### Supplied data
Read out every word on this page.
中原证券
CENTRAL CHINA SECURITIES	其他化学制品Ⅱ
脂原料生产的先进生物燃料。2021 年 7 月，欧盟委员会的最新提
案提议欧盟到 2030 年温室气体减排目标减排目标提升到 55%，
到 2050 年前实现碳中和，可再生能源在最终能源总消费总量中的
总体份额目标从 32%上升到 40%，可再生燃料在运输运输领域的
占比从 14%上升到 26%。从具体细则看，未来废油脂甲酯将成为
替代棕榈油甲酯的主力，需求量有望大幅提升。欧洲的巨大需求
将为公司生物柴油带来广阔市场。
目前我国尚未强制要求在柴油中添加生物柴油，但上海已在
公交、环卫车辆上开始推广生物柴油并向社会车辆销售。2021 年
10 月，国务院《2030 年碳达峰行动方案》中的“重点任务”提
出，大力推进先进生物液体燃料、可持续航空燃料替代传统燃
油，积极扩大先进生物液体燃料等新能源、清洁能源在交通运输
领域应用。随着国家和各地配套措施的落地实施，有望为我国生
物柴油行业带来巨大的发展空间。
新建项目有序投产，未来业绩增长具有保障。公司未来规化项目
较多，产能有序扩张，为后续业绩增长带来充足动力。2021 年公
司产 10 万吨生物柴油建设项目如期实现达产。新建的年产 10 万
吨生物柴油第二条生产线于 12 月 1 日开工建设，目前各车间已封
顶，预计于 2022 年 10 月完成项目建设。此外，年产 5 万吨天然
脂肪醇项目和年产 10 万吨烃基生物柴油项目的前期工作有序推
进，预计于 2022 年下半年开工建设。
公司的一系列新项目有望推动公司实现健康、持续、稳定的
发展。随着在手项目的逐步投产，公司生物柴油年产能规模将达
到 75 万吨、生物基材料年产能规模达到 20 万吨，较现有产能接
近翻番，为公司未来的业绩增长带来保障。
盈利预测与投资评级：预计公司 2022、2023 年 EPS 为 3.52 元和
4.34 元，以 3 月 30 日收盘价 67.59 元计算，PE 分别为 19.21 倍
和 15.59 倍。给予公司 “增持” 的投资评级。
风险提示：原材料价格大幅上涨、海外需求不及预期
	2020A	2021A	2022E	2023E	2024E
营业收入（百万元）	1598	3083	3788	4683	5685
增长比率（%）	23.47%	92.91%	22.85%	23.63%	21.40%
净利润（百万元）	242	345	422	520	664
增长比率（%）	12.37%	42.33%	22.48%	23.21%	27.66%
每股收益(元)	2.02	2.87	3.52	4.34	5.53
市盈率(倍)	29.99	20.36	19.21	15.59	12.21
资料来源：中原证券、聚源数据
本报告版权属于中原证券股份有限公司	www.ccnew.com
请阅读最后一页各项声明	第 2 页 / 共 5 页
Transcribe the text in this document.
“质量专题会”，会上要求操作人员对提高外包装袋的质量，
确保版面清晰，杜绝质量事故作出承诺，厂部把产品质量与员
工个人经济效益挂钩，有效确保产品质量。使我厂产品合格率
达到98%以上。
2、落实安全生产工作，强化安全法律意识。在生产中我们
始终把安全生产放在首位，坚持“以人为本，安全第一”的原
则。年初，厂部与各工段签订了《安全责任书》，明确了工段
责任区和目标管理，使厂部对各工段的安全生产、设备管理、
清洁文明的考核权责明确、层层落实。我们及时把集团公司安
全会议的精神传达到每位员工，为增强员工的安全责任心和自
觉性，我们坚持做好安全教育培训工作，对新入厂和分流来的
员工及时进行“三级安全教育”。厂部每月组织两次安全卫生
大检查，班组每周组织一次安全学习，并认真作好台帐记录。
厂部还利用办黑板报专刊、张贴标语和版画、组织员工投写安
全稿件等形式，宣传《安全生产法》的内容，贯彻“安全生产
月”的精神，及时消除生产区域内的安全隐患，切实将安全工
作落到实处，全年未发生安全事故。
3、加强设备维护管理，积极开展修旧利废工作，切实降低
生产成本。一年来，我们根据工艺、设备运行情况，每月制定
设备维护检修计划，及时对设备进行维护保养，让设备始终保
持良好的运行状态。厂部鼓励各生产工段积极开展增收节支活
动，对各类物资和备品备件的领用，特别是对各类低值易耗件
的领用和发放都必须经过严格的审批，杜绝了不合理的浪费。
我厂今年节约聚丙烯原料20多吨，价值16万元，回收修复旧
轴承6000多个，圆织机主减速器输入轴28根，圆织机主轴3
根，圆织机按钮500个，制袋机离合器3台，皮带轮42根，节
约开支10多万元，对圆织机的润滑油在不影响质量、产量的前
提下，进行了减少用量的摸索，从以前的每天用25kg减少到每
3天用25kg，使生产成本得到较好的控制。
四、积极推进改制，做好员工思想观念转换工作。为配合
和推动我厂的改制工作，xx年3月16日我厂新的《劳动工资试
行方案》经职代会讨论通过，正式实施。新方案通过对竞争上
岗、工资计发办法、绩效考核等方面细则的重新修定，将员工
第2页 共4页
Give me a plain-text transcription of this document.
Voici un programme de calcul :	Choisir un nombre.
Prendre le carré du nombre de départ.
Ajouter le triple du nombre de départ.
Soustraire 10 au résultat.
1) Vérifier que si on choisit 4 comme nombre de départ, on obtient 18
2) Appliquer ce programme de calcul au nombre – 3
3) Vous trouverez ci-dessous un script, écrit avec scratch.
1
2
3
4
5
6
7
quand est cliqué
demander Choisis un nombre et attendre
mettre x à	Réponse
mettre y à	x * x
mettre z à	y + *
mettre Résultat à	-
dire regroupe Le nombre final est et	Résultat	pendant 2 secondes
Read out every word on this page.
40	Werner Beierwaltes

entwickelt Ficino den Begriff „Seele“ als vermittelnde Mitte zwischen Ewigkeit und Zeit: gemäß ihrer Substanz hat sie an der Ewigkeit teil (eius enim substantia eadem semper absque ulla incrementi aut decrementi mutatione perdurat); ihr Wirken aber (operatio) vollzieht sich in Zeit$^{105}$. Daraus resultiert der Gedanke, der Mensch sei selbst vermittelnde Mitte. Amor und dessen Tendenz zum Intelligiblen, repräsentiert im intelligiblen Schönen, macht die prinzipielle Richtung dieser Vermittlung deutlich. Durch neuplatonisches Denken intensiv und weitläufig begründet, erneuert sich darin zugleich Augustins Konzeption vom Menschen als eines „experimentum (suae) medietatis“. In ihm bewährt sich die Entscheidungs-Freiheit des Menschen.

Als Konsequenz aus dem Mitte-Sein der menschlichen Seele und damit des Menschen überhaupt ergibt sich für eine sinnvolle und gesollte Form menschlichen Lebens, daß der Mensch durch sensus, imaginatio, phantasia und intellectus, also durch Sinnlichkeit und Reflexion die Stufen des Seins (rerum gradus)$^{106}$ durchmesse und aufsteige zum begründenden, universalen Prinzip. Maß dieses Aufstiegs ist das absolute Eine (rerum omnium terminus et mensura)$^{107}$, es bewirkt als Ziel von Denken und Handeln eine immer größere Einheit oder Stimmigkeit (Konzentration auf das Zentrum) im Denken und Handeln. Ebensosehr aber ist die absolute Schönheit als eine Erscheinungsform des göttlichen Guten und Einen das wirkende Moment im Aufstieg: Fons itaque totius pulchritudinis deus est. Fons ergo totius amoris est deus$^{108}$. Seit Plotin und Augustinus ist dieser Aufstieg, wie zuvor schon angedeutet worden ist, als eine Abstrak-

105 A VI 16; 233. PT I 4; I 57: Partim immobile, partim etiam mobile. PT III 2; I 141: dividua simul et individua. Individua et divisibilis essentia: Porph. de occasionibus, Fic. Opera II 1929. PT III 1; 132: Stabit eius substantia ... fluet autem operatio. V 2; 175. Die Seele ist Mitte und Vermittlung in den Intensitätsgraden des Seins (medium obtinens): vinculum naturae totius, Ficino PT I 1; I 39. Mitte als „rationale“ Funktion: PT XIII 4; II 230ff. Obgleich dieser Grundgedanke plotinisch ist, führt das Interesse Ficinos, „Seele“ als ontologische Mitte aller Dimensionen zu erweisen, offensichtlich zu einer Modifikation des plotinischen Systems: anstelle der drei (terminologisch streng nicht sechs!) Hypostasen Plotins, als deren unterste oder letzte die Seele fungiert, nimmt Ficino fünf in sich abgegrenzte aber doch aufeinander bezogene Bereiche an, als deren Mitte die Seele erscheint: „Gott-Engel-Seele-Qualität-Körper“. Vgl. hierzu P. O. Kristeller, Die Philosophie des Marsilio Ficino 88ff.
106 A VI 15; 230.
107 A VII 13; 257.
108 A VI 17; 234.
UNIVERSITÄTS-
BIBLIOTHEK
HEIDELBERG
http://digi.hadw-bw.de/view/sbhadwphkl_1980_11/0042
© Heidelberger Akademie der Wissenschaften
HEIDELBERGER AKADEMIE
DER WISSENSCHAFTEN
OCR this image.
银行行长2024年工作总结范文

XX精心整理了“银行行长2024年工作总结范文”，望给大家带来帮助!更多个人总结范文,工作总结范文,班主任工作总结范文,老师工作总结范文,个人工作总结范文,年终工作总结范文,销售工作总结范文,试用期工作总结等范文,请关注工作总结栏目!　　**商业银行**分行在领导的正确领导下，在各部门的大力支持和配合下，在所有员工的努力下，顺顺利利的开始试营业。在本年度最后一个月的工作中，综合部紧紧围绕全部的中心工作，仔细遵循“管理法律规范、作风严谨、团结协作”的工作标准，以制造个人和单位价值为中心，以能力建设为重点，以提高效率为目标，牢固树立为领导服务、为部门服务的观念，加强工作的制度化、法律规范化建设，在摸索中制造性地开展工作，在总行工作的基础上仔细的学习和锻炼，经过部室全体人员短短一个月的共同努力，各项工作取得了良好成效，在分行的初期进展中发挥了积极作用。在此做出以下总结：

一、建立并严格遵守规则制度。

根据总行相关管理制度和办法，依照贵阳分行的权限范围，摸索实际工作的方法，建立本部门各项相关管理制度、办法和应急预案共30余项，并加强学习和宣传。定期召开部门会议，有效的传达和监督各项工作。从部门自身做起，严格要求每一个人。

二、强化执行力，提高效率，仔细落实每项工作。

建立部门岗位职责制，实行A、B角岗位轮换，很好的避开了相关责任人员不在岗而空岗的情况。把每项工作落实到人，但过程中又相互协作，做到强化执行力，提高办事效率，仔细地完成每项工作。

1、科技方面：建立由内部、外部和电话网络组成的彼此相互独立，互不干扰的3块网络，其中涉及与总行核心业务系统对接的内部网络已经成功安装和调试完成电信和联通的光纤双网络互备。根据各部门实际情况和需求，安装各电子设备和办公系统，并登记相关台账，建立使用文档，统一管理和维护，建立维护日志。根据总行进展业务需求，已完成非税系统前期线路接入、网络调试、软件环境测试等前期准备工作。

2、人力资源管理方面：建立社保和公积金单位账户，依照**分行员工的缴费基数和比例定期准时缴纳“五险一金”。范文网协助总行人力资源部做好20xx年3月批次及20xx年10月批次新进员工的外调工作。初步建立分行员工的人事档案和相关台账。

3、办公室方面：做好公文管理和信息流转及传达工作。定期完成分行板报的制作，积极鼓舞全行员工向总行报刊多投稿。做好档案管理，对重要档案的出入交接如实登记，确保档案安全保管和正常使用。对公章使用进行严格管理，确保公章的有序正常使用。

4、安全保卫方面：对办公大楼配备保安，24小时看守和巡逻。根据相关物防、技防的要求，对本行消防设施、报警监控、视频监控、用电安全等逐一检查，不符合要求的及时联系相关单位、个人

### Short problem
Starting from the line with "OCR this image." and ending with the final line of the data, quote every line exactly, both ends included.

### Solution for this problem
OCR this image.
银行行长2024年工作总结范文

XX精心整理了“银行行长2024年工作总结范文”，望给大家带来帮助!更多个人总结范文,工作总结范文,班主任工作总结范文,老师工作总结范文,个人工作总结范文,年终工作总结范文,销售工作总结范文,试用期工作总结等范文,请关注工作总结栏目!　　**商业银行**分行在领导的正确领导下，在各部门的大力支持和配合下，在所有员工的努力下，顺顺利利的开始试营业。在本年度最后一个月的工作中，综合部紧紧围绕全部的中心工作，仔细遵循“管理法律规范、作风严谨、团结协作”的工作标准，以制造个人和单位价值为中心，以能力建设为重点，以提高效率为目标，牢固树立为领导服务、为部门服务的观念，加强工作的制度化、法律规范化建设，在摸索中制造性地开展工作，在总行工作的基础上仔细的学习和锻炼，经过部室全体人员短短一个月的共同努力，各项工作取得了良好成效，在分行的初期进展中发挥了积极作用。在此做出以下总结：

一、建立并严格遵守规则制度。

根据总行相关管理制度和办法，依照贵阳分行的权限范围，摸索实际工作的方法，建立本部门各项相关管理制度、办法和应急预案共30余项，并加强学习和宣传。定期召开部门会议，有效的传达和监督各项工作。从部门自身做起，严格要求每一个人。

二、强化执行力，提高效率，仔细落实每项工作。

建立部门岗位职责制，实行A、B角岗位轮换，很好的避开了相关责任人员不在岗而空岗的情况。把每项工作落实到人，但过程中又相互协作，做到强化执行力，提高办事效率，仔细地完成每项工作。

1、科技方面：建立由内部、外部和电话网络组成的彼此相互独立，互不干扰的3块网络，其中涉及与总行核心业务系统对接的内部网络已经成功安装和调试完成电信和联通的光纤双网络互备。根据各部门实际情况和需求，安装各电子设备和办公系统，并登记相关台账，建立使用文档，统一管理和维护，建立维护日志。根据总行进展业务需求，已完成非税系统前期线路接入、网络调试、软件环境测试等前期准备工作。

2、人力资源管理方面：建立社保和公积金单位账户，依照**分行员工的缴费基数和比例定期准时缴纳“五险一金”。范文网协助总行人力资源部做好20xx年3月批次及20xx年10月批次新进员工的外调工作。初步建立分行员工的人事档案和相关台账。

3、办公室方面：做好公文管理和信息流转及传达工作。定期完成分行板报的制作，积极鼓舞全行员工向总行报刊多投稿。做好档案管理，对重要档案的出入交接如实登记，确保档案安全保管和正常使用。对公章使用进行严格管理，确保公章的有序正常使用。

4、安全保卫方面：对办公大楼配备保安，24小时看守和巡逻。根据相关物防、技防的要求，对本行消防设施、报警监控、视频监控、用电安全等逐一检查，不符合要求的及时联系相关单位、个人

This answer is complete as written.